__WHAT IS ASKED__
Give all of the lines again exactly as they read.

A block of data
§ §
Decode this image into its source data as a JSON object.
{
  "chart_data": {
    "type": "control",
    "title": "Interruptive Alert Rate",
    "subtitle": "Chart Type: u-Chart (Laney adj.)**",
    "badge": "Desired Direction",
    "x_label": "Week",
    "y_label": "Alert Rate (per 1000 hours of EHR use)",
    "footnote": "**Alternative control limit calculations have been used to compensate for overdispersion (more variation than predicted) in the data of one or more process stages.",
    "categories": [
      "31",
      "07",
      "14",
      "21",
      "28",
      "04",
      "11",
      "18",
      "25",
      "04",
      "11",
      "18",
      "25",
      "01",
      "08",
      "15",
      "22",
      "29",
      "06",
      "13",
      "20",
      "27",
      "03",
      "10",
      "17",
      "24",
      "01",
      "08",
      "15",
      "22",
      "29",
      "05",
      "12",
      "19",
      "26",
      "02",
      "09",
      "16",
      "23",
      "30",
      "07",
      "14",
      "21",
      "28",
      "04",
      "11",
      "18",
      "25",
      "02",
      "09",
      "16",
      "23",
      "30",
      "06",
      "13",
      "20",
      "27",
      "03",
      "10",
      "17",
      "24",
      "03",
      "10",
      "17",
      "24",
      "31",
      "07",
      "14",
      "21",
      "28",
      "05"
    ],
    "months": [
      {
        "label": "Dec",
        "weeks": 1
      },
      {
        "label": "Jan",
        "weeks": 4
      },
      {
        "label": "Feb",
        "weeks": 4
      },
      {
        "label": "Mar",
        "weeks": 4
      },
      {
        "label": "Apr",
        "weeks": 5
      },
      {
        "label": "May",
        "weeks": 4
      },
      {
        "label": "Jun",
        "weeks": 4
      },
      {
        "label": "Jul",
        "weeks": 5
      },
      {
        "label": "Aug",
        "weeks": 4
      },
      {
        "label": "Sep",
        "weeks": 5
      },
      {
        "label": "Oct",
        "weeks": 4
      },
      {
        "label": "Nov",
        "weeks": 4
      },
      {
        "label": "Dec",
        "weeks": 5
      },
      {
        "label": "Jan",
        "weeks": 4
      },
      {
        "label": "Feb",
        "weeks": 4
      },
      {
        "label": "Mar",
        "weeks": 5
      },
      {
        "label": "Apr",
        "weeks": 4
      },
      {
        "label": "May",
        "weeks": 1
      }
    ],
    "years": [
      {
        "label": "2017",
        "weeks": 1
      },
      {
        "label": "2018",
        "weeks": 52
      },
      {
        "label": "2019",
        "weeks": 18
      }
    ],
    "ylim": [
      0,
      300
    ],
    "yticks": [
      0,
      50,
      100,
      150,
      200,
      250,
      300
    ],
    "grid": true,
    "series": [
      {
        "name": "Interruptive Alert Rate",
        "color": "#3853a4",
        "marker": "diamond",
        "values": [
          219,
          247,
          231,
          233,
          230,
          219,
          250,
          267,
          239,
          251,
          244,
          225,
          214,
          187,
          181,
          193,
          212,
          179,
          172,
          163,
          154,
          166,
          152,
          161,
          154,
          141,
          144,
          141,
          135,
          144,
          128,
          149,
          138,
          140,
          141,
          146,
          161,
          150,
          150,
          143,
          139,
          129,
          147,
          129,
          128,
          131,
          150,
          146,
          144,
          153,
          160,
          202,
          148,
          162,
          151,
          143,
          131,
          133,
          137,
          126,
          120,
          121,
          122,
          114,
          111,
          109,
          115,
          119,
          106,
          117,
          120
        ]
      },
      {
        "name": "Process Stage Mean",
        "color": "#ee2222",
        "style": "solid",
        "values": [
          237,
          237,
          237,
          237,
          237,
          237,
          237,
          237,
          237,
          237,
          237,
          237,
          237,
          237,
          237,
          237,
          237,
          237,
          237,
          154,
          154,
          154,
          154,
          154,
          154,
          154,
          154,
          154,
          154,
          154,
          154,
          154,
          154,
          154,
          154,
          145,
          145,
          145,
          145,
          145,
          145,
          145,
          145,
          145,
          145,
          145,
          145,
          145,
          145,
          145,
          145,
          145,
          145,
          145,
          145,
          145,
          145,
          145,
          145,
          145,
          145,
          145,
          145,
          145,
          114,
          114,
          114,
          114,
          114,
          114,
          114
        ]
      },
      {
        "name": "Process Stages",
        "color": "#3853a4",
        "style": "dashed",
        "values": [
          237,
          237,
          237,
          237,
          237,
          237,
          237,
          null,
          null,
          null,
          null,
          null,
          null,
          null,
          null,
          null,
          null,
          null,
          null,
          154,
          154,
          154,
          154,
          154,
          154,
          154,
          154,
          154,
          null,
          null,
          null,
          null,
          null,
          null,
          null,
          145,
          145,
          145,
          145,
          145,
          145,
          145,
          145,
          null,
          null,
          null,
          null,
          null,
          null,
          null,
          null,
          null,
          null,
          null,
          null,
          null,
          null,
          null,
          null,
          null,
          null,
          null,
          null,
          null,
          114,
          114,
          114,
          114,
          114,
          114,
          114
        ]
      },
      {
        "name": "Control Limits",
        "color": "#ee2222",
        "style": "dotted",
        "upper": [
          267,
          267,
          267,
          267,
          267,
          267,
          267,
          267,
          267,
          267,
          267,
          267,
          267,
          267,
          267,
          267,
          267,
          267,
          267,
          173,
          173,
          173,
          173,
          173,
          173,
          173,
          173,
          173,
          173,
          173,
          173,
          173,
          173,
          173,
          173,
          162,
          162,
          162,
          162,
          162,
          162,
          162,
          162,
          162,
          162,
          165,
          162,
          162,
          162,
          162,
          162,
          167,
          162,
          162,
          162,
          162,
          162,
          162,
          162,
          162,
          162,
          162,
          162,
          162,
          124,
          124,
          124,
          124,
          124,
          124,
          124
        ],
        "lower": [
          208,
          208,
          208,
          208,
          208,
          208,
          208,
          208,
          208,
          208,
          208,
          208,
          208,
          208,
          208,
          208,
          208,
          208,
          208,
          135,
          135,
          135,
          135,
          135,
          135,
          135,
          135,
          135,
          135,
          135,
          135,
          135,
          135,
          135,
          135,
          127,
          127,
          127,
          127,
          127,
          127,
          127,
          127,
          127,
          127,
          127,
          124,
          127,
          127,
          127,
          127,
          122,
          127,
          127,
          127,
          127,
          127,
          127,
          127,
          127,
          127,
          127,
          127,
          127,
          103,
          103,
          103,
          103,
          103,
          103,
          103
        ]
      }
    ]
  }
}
§ §
__CORRECT RESPONSE__
Decode this image into its source data as a JSON object.
{
  "chart_data": {
    "type": "control",
    "title": "Interruptive Alert Rate",
    "subtitle": "Chart Type: u-Chart (Laney adj.)**",
    "badge": "Desired Direction",
    "x_label": "Week",
    "y_label": "Alert Rate (per 1000 hours of EHR use)",
    "footnote": "**Alternative control limit calculations have been used to compensate for overdispersion (more variation than predicted) in the data of one or more process stages.",
    "categories": [
      "31",
      "07",
      "14",
      "21",
      "28",
      "04",
      "11",
      "18",
      "25",
      "04",
      "11",
      "18",
      "25",
      "01",
      "08",
      "15",
      "22",
      "29",
      "06",
      "13",
      "20",
      "27",
      "03",
      "10",
      "17",
      "24",
      "01",
      "08",
      "15",
      "22",
      "29",
      "05",
      "12",
      "19",
      "26",
      "02",
      "09",
      "16",
      "23",
      "30",
      "07",
      "14",
      "21",
      "28",
      "04",
      "11",
      "18",
      "25",
      "02",
      "09",
      "16",
      "23",
      "30",
      "06",
      "13",
      "20",
      "27",
      "03",
      "10",
      "17",
      "24",
      "03",
      "10",
      "17",
      "24",
      "31",
      "07",
      "14",
      "21",
      "28",
      "05"
    ],
    "months": [
      {
        "label": "Dec",
        "weeks": 1
      },
      {
        "label": "Jan",
        "weeks": 4
      },
      {
        "label": "Feb",
        "weeks": 4
      },
      {
        "label": "Mar",
        "weeks": 4
      },
      {
        "label": "Apr",
        "weeks": 5
      },
      {
        "label": "May",
        "weeks": 4
      },
      {
        "label": "Jun",
        "weeks": 4
      },
      {
        "label": "Jul",
        "weeks": 5
      },
      {
        "label": "Aug",
        "weeks": 4
      },
      {
        "label": "Sep",
        "weeks": 5
      },
      {
        "label": "Oct",
        "weeks": 4
      },
      {
        "label": "Nov",
        "weeks": 4
      },
      {
        "label": "Dec",
        "weeks": 5
      },
      {
        "label": "Jan",
        "weeks": 4
      },
      {
        "label": "Feb",
        "weeks": 4
      },
      {
        "label": "Mar",
        "weeks": 5
      },
      {
        "label": "Apr",
        "weeks": 4
      },
      {
        "label": "May",
        "weeks": 1
      }
    ],
    "years": [
      {
        "label": "2017",
        "weeks": 1
      },
      {
        "label": "2018",
        "weeks": 52
      },
      {
        "label": "2019",
        "weeks": 18
      }
    ],
    "ylim": [
      0,
      300
    ],
    "yticks": [
      0,
      50,
      100,
      150,
      200,
      250,
      300
    ],
    "grid": true,
    "series": [
      {
        "name": "Interruptive Alert Rate",
        "color": "#3853a4",
        "marker": "diamond",
        "values": [
          219,
          247,
          231,
          233,
          230,
          219,
          250,
          267,
          239,
          251,
          244,
          225,
          214,
          187,
          181,
          193,
          212,
          179,
          172,
          163,
          154,
          166,
          152,
          161,
          154,
          141,
          144,
          141,
          135,
          144,
          128,
          149,
          138,
          140,
          141,
          146,
          161,
          150,
          150,
          143,
          139,
          129,
          147,
          129,
          128,
          131,
          150,
          146,
          144,
          153,
          160,
          202,
          148,
          162,
          151,
          143,
          131,
          133,
          137,
          126,
          120,
          121,
          122,
          114,
          111,
          109,
          115,
          119,
          106,
          117,
          120
        ]
      },
      {
        "name": "Process Stage Mean",
        "color": "#ee2222",
        "style": "solid",
        "values": [
          237,
          237,
          237,
          237,
          237,
          237,
          237,
          237,
          237,
          237,
          237,
          237,
          237,
          237,
          237,
          237,
          237,
          237,
          237,
          154,
          154,
          154,
          154,
          154,
          154,
          154,
          154,
          154,
          154,
          154,
          154,
          154,
          154,
          154,
          154,
          145,
          145,
          145,
          145,
          145,
          145,
          145,
          145,
          145,
          145,
          145,
          145,
          145,
          145,
          145,
          145,
          145,
          145,
          145,
          145,
          145,
          145,
          145,
          145,
          145,
          145,
          145,
          145,
          145,
          114,
          114,
          114,
          114,
          114,
          114,
          114
        ]
      },
      {
        "name": "Process Stages",
        "color": "#3853a4",
        "style": "dashed",
        "values": [
          237,
          237,
          237,
          237,
          237,
          237,
          237,
          null,
          null,
          null,
          null,
          null,
          null,
          null,
          null,
          null,
          null,
          null,
          null,
          154,
          154,
          154,
          154,
          154,
          154,
          154,
          154,
          154,
          null,
          null,
          null,
          null,
          null,
          null,
          null,
          145,
          145,
          145,
          145,
          145,
          145,
          145,
          145,
          null,
          null,
          null,
          null,
          null,
          null,
          null,
          null,
          null,
          null,
          null,
          null,
          null,
          null,
          null,
          null,
          null,
          null,
          null,
          null,
          null,
          114,
          114,
          114,
          114,
          114,
          114,
          114
        ]
      },
      {
        "name": "Control Limits",
        "color": "#ee2222",
        "style": "dotted",
        "upper": [
          267,
          267,
          267,
          267,
          267,
          267,
          267,
          267,
          267,
          267,
          267,
          267,
          267,
          267,
          267,
          267,
          267,
          267,
          267,
          173,
          173,
          173,
          173,
          173,
          173,
          173,
          173,
          173,
          173,
          173,
          173,
          173,
          173,
          173,
          173,
          162,
          162,
          162,
          162,
          162,
          162,
          162,
          162,
          162,
          162,
          165,
          162,
          162,
          162,
          162,
          162,
          167,
          162,
          162,
          162,
          162,
          162,
          162,
          162,
          162,
          162,
          162,
          162,
          162,
          124,
          124,
          124,
          124,
          124,
          124,
          124
        ],
        "lower": [
          208,
          208,
          208,
          208,
          208,
          208,
          208,
          208,
          208,
          208,
          208,
          208,
          208,
          208,
          208,
          208,
          208,
          208,
          208,
          135,
          135,
          135,
          135,
          135,
          135,
          135,
          135,
          135,
          135,
          135,
          135,
          135,
          135,
          135,
          135,
          127,
          127,
          127,
          127,
          127,
          127,
          127,
          127,
          127,
          127,
          127,
          124,
          127,
          127,
          127,
          127,
          122,
          127,
          127,
          127,
          127,
          127,
          127,
          127,
          127,
          127,
          127,
          127,
          127,
          103,
          103,
          103,
          103,
          103,
          103,
          103
        ]
      }
    ]
  }
}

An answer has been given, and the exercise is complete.